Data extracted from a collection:
■ ■ ■ ■ ■ ■ ■
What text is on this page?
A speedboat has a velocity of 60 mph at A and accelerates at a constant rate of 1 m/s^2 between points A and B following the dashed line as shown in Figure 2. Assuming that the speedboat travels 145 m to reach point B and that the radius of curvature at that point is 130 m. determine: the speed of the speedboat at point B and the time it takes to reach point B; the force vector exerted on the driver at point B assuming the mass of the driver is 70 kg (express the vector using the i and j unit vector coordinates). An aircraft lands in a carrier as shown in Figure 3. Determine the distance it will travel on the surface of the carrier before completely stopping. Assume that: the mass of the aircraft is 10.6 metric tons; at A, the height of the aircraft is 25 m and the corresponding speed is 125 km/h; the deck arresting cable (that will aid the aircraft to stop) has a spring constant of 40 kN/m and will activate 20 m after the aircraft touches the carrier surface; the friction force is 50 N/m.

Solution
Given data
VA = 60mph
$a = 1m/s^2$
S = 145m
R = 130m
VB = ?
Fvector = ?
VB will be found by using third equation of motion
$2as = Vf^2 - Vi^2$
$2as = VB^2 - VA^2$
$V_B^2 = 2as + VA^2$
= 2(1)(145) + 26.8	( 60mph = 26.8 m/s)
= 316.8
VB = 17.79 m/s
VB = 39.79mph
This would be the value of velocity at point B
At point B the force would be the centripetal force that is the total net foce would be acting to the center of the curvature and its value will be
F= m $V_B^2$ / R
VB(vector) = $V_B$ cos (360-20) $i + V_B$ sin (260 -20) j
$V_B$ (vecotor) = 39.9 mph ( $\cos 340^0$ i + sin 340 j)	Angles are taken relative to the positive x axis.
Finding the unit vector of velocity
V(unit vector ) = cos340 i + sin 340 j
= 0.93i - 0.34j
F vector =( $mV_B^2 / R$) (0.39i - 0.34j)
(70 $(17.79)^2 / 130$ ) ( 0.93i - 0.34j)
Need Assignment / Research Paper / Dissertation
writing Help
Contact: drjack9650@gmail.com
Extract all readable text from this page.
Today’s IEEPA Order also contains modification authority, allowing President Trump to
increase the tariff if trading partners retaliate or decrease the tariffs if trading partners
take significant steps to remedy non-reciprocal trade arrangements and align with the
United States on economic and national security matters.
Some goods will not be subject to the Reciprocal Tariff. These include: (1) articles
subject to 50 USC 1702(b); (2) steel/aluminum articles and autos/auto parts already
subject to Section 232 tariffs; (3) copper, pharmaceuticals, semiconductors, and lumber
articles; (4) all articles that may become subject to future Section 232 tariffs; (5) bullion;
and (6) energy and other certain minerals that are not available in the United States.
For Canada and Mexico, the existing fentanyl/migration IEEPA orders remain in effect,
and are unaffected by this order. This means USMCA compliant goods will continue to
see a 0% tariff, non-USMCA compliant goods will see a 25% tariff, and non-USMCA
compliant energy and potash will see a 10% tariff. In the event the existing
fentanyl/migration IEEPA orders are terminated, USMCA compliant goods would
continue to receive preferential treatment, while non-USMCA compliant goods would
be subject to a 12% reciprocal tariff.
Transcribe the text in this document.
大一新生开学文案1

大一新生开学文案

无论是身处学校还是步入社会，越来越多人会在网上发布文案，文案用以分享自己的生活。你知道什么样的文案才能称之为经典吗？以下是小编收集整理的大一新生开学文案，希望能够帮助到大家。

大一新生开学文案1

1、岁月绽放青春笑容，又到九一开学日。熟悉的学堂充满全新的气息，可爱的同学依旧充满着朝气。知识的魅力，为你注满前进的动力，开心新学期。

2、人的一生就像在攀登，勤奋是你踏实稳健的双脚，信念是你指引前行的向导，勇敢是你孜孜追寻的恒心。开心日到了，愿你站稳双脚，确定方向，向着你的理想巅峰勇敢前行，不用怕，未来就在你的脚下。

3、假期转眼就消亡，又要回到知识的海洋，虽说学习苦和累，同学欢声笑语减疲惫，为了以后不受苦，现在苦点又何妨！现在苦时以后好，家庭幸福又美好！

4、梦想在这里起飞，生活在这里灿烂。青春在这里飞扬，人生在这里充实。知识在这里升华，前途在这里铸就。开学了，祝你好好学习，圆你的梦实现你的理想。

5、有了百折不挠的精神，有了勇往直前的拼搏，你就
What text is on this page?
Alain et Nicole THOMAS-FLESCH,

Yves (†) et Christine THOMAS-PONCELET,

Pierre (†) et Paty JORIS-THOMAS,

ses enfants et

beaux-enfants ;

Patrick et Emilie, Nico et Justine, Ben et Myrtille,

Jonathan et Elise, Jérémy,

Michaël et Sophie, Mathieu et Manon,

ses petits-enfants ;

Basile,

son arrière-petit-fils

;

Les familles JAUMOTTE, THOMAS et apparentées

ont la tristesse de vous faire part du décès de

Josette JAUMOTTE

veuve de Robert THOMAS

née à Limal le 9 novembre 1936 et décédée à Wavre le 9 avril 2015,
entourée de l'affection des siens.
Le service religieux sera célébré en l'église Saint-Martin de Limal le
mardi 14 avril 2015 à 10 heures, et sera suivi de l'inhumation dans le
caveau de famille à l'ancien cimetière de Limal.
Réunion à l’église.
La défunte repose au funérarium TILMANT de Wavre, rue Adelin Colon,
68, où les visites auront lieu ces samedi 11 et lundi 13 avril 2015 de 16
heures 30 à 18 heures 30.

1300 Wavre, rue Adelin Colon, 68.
■ ■ ■ ■ ■ ■ ■
## Exercise
Report each line in the preceding entries that holds the string "compliant".

## Reply
and are unaffected by this order. This means USMCA compliant goods will continue to
see a 0% tariff, non-USMCA compliant goods will see a 25% tariff, and non-USMCA
compliant energy and potash will see a 10% tariff. In the event the existing
fentanyl/migration IEEPA orders are terminated, USMCA compliant goods would
continue to receive preferential treatment, while non-USMCA compliant goods would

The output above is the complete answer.